> _Short exercise_
Beneath this task is a listing; retype all of it exactly.

— START OF The records —

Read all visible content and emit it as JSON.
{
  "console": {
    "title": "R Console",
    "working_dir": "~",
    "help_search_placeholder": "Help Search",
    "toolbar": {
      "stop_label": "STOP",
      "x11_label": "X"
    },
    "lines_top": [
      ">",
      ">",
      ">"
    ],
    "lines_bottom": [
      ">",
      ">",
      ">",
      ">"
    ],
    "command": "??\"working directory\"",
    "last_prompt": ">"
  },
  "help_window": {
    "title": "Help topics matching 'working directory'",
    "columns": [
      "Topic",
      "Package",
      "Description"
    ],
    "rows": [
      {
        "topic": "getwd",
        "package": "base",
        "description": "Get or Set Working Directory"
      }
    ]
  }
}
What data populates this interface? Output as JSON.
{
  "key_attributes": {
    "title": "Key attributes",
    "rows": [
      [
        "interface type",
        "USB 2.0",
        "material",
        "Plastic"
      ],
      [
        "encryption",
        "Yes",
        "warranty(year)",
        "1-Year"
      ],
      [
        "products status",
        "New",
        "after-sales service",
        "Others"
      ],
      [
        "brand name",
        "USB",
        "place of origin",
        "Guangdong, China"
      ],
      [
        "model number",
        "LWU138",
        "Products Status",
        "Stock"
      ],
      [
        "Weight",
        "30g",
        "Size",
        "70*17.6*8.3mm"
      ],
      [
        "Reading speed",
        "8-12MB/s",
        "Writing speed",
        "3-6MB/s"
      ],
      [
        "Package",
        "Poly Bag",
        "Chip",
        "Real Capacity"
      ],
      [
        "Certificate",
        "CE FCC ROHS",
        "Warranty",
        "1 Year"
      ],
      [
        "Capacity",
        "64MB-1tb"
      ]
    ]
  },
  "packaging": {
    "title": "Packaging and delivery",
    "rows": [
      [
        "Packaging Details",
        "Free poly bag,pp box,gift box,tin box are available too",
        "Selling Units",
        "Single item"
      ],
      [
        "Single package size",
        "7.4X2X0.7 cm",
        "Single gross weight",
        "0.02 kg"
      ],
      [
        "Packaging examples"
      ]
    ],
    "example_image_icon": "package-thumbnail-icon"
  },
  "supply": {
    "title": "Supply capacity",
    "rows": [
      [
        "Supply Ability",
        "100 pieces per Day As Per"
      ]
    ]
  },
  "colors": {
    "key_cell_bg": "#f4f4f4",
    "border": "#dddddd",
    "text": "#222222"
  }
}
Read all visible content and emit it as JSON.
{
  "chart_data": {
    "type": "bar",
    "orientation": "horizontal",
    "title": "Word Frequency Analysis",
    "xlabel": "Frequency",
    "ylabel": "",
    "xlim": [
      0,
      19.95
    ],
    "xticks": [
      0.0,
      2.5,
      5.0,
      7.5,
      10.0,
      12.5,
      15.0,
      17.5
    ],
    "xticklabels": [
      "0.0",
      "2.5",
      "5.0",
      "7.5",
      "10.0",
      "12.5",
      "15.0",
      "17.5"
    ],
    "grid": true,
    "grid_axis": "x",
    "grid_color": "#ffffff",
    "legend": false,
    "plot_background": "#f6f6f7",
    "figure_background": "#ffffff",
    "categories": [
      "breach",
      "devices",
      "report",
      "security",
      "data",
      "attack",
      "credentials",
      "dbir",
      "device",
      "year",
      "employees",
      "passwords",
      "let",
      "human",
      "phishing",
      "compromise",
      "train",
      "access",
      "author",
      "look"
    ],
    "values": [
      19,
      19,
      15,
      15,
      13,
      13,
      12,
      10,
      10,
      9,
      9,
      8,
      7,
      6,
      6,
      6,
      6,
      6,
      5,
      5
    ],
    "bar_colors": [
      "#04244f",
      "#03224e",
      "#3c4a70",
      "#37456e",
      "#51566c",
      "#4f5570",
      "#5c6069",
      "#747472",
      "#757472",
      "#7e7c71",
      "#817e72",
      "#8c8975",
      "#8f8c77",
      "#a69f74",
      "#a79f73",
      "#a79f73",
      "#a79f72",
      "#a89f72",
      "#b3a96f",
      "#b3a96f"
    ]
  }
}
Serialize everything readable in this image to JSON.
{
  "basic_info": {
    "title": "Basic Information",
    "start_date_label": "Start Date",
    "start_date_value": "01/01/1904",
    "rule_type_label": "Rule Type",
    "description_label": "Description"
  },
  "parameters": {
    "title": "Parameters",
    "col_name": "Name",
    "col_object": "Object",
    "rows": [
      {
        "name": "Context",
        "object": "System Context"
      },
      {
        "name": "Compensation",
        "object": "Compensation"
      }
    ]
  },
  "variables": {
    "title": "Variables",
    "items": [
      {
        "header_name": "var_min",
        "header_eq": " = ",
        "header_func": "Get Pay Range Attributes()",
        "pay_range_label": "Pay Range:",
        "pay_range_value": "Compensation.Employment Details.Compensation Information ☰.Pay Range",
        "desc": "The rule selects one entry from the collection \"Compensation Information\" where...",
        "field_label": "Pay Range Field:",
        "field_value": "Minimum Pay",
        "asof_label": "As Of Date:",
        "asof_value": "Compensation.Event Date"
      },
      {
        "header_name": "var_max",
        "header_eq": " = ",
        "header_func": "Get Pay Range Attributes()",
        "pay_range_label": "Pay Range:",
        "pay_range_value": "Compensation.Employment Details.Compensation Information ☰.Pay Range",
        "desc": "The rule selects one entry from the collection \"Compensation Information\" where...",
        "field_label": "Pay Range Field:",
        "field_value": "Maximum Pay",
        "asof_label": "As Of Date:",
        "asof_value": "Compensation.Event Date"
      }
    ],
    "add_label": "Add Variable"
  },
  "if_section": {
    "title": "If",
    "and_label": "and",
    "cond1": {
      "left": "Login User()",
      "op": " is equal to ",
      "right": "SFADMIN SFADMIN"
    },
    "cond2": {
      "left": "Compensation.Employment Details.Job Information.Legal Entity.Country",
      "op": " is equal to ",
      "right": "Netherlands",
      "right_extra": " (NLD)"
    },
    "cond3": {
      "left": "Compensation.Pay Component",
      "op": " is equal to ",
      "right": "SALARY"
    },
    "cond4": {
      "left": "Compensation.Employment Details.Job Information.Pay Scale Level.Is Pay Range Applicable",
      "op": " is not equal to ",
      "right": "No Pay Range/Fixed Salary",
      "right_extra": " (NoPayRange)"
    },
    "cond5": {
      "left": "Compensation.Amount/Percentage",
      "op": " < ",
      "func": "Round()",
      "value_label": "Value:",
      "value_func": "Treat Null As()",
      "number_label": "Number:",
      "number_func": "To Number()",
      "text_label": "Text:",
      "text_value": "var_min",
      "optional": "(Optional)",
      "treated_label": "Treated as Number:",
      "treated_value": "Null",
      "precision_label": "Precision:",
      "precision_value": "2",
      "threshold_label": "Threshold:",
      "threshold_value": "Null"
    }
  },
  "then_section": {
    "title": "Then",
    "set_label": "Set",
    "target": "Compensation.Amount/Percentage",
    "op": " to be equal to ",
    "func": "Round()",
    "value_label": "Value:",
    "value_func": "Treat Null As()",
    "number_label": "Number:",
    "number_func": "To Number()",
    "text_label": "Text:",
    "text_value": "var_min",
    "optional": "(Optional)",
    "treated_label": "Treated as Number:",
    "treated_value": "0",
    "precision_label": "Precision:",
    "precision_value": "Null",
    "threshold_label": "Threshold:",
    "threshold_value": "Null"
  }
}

— END OF The records —

> _Reply to the exercise_
Read all visible content and emit it as JSON.
{
  "console": {
    "title": "R Console",
    "working_dir": "~",
    "help_search_placeholder": "Help Search",
    "toolbar": {
      "stop_label": "STOP",
      "x11_label": "X"
    },
    "lines_top": [
      ">",
      ">",
      ">"
    ],
    "lines_bottom": [
      ">",
      ">",
      ">",
      ">"
    ],
    "command": "??\"working directory\"",
    "last_prompt": ">"
  },
  "help_window": {
    "title": "Help topics matching 'working directory'",
    "columns": [
      "Topic",
      "Package",
      "Description"
    ],
    "rows": [
      {
        "topic": "getwd",
        "package": "base",
        "description": "Get or Set Working Directory"
      }
    ]
  }
}
What data populates this interface? Output as JSON.
{
  "key_attributes": {
    "title": "Key attributes",
    "rows": [
      [
        "interface type",
        "USB 2.0",
        "material",
        "Plastic"
      ],
      [
        "encryption",
        "Yes",
        "warranty(year)",
        "1-Year"
      ],
      [
        "products status",
        "New",
        "after-sales service",
        "Others"
      ],
      [
        "brand name",
        "USB",
        "place of origin",
        "Guangdong, China"
      ],
      [
        "model number",
        "LWU138",
        "Products Status",
        "Stock"
      ],
      [
        "Weight",
        "30g",
        "Size",
        "70*17.6*8.3mm"
      ],
      [
        "Reading speed",
        "8-12MB/s",
        "Writing speed",
        "3-6MB/s"
      ],
      [
        "Package",
        "Poly Bag",
        "Chip",
        "Real Capacity"
      ],
      [
        "Certificate",
        "CE FCC ROHS",
        "Warranty",
        "1 Year"
      ],
      [
        "Capacity",
        "64MB-1tb"
      ]
    ]
  },
  "packaging": {
    "title": "Packaging and delivery",
    "rows": [
      [
        "Packaging Details",
        "Free poly bag,pp box,gift box,tin box are available too",
        "Selling Units",
        "Single item"
      ],
      [
        "Single package size",
        "7.4X2X0.7 cm",
        "Single gross weight",
        "0.02 kg"
      ],
      [
        "Packaging examples"
      ]
    ],
    "example_image_icon": "package-thumbnail-icon"
  },
  "supply": {
    "title": "Supply capacity",
    "rows": [
      [
        "Supply Ability",
        "100 pieces per Day As Per"
      ]
    ]
  },
  "colors": {
    "key_cell_bg": "#f4f4f4",
    "border": "#dddddd",
    "text": "#222222"
  }
}
Read all visible content and emit it as JSON.
{
  "chart_data": {
    "type": "bar",
    "orientation": "horizontal",
    "title": "Word Frequency Analysis",
    "xlabel": "Frequency",
    "ylabel": "",
    "xlim": [
      0,
      19.95
    ],
    "xticks": [
      0.0,
      2.5,
      5.0,
      7.5,
      10.0,
      12.5,
      15.0,
      17.5
    ],
    "xticklabels": [
      "0.0",
      "2.5",
      "5.0",
      "7.5",
      "10.0",
      "12.5",
      "15.0",
      "17.5"
    ],
    "grid": true,
    "grid_axis": "x",
    "grid_color": "#ffffff",
    "legend": false,
    "plot_background": "#f6f6f7",
    "figure_background": "#ffffff",
    "categories": [
      "breach",
      "devices",
      "report",
      "security",
      "data",
      "attack",
      "credentials",
      "dbir",
      "device",
      "year",
      "employees",
      "passwords",
      "let",
      "human",
      "phishing",
      "compromise",
      "train",
      "access",
      "author",
      "look"
    ],
    "values": [
      19,
      19,
      15,
      15,
      13,
      13,
      12,
      10,
      10,
      9,
      9,
      8,
      7,
      6,
      6,
      6,
      6,
      6,
      5,
      5
    ],
    "bar_colors": [
      "#04244f",
      "#03224e",
      "#3c4a70",
      "#37456e",
      "#51566c",
      "#4f5570",
      "#5c6069",
      "#747472",
      "#757472",
      "#7e7c71",
      "#817e72",
      "#8c8975",
      "#8f8c77",
      "#a69f74",
      "#a79f73",
      "#a79f73",
      "#a79f72",
      "#a89f72",
      "#b3a96f",
      "#b3a96f"
    ]
  }
}
Serialize everything readable in this image to JSON.
{
  "basic_info": {
    "title": "Basic Information",
    "start_date_label": "Start Date",
    "start_date_value": "01/01/1904",
    "rule_type_label": "Rule Type",
    "description_label": "Description"
  },
  "parameters": {
    "title": "Parameters",
    "col_name": "Name",
    "col_object": "Object",
    "rows": [
      {
        "name": "Context",
        "object": "System Context"
      },
      {
        "name": "Compensation",
        "object": "Compensation"
      }
    ]
  },
  "variables": {
    "title": "Variables",
    "items": [
      {
        "header_name": "var_min",
        "header_eq": " = ",
        "header_func": "Get Pay Range Attributes()",
        "pay_range_label": "Pay Range:",
        "pay_range_value": "Compensation.Employment Details.Compensation Information ☰.Pay Range",
        "desc": "The rule selects one entry from the collection \"Compensation Information\" where...",
        "field_label": "Pay Range Field:",
        "field_value": "Minimum Pay",
        "asof_label": "As Of Date:",
        "asof_value": "Compensation.Event Date"
      },
      {
        "header_name": "var_max",
        "header_eq": " = ",
        "header_func": "Get Pay Range Attributes()",
        "pay_range_label": "Pay Range:",
        "pay_range_value": "Compensation.Employment Details.Compensation Information ☰.Pay Range",
        "desc": "The rule selects one entry from the collection \"Compensation Information\" where...",
        "field_label": "Pay Range Field:",
        "field_value": "Maximum Pay",
        "asof_label": "As Of Date:",
        "asof_value": "Compensation.Event Date"
      }
    ],
    "add_label": "Add Variable"
  },
  "if_section": {
    "title": "If",
    "and_label": "and",
    "cond1": {
      "left": "Login User()",
      "op": " is equal to ",
      "right": "SFADMIN SFADMIN"
    },
    "cond2": {
      "left": "Compensation.Employment Details.Job Information.Legal Entity.Country",
      "op": " is equal to ",
      "right": "Netherlands",
      "right_extra": " (NLD)"
    },
    "cond3": {
      "left": "Compensation.Pay Component",
      "op": " is equal to ",
      "right": "SALARY"
    },
    "cond4": {
      "left": "Compensation.Employment Details.Job Information.Pay Scale Level.Is Pay Range Applicable",
      "op": " is not equal to ",
      "right": "No Pay Range/Fixed Salary",
      "right_extra": " (NoPayRange)"
    },
    "cond5": {
      "left": "Compensation.Amount/Percentage",
      "op": " < ",
      "func": "Round()",
      "value_label": "Value:",
      "value_func": "Treat Null As()",
      "number_label": "Number:",
      "number_func": "To Number()",
      "text_label": "Text:",
      "text_value": "var_min",
      "optional": "(Optional)",
      "treated_label": "Treated as Number:",
      "treated_value": "Null",
      "precision_label": "Precision:",
      "precision_value": "2",
      "threshold_label": "Threshold:",
      "threshold_value": "Null"
    }
  },
  "then_section": {
    "title": "Then",
    "set_label": "Set",
    "target": "Compensation.Amount/Percentage",
    "op": " to be equal to ",
    "func": "Round()",
    "value_label": "Value:",
    "value_func": "Treat Null As()",
    "number_label": "Number:",
    "number_func": "To Number()",
    "text_label": "Text:",
    "text_value": "var_min",
    "optional": "(Optional)",
    "treated_label": "Treated as Number:",
    "treated_value": "0",
    "precision_label": "Precision:",
    "precision_value": "Null",
    "threshold_label": "Threshold:",
    "threshold_value": "Null"
  }
}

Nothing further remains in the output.